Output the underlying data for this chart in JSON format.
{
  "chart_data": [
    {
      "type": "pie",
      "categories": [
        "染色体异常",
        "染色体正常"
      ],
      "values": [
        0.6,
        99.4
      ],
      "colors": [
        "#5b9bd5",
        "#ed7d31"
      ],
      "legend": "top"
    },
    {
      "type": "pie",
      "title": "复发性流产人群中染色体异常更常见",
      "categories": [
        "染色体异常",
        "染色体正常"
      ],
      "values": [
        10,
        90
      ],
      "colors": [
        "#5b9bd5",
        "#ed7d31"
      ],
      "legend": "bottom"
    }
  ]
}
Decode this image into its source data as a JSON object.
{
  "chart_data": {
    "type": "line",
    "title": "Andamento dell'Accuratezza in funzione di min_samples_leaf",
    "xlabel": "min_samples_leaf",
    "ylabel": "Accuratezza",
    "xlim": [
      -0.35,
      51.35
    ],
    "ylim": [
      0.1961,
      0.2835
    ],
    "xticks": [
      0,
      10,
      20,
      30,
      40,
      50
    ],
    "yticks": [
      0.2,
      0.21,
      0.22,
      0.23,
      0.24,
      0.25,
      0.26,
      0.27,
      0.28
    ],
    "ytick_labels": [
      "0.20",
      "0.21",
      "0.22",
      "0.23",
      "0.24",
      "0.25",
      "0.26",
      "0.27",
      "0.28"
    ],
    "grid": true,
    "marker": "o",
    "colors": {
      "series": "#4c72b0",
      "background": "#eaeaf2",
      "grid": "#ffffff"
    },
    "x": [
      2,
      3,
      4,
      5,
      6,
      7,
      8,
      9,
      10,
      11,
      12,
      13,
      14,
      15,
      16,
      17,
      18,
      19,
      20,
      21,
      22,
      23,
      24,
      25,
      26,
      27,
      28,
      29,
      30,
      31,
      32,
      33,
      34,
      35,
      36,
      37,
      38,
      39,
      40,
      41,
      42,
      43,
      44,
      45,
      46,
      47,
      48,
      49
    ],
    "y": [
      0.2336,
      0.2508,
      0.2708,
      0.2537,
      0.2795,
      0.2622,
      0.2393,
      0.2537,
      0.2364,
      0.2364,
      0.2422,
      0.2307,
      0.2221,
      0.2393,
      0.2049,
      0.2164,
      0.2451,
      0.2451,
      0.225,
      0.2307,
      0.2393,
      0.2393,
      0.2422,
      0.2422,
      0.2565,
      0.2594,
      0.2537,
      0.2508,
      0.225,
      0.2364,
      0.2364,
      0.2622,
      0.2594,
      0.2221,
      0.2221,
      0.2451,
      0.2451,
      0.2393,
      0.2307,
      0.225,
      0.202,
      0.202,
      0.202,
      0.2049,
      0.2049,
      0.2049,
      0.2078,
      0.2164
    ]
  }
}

Problem details: From the listing above, return each line with the word "Accuratezza".

Output of the task:
    "title": "Andamento dell'Accuratezza in funzione di min_samples_leaf",
    "ylabel": "Accuratezza",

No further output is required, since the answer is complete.